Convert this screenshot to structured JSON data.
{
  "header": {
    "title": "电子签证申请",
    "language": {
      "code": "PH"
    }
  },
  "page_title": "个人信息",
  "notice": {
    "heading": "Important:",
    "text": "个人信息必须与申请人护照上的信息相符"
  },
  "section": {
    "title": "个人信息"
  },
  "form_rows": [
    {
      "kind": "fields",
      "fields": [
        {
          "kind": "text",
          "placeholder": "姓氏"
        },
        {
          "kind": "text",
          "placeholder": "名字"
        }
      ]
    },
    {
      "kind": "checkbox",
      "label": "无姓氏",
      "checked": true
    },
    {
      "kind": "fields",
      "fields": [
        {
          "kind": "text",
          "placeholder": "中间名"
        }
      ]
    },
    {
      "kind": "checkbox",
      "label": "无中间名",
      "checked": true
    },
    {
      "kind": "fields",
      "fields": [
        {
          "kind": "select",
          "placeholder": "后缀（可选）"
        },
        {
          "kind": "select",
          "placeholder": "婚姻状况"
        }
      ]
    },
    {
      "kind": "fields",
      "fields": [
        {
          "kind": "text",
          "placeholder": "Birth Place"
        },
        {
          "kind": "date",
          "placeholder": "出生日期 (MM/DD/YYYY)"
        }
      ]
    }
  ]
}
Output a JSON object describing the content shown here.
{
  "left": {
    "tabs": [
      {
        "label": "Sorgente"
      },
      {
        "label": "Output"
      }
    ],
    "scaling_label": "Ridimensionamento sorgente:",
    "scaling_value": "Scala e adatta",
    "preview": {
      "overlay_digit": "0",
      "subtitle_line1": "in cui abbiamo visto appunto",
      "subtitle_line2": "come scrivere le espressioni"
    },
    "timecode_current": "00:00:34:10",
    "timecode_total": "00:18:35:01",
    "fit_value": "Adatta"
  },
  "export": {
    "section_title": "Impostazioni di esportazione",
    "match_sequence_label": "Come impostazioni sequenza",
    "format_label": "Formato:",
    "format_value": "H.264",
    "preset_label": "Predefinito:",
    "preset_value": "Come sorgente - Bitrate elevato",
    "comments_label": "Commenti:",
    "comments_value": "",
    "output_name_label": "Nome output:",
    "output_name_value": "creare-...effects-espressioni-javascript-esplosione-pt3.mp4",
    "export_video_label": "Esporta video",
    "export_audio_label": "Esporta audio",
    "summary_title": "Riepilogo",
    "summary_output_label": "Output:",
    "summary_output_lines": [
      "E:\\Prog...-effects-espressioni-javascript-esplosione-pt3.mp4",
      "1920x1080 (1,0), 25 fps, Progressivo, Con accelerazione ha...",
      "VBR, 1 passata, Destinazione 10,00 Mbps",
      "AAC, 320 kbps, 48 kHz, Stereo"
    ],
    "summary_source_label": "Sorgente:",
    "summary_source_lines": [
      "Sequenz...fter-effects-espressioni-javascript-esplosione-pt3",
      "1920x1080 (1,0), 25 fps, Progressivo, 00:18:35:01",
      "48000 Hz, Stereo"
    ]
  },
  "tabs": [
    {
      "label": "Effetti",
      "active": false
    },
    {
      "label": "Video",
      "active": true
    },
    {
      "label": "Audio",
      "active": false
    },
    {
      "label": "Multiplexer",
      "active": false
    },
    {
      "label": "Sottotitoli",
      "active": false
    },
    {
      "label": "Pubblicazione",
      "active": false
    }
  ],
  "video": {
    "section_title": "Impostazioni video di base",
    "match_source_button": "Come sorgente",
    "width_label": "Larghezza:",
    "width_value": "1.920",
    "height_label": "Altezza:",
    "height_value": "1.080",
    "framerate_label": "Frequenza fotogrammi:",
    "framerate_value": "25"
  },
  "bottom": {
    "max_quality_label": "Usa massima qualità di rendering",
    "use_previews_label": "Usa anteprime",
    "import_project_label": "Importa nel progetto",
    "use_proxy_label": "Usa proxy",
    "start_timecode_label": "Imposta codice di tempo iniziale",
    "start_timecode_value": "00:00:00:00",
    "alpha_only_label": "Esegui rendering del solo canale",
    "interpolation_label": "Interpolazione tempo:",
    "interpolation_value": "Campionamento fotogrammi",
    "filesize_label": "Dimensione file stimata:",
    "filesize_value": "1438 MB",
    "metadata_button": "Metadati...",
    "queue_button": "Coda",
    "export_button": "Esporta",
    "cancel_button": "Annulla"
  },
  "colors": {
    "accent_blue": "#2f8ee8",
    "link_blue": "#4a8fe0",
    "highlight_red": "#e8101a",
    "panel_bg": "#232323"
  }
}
^^^^
### The request
Return each line that includes "rendering".

### Task output
    "max_quality_label": "Usa massima qualità di rendering",
    "alpha_only_label": "Esegui rendering del solo canale",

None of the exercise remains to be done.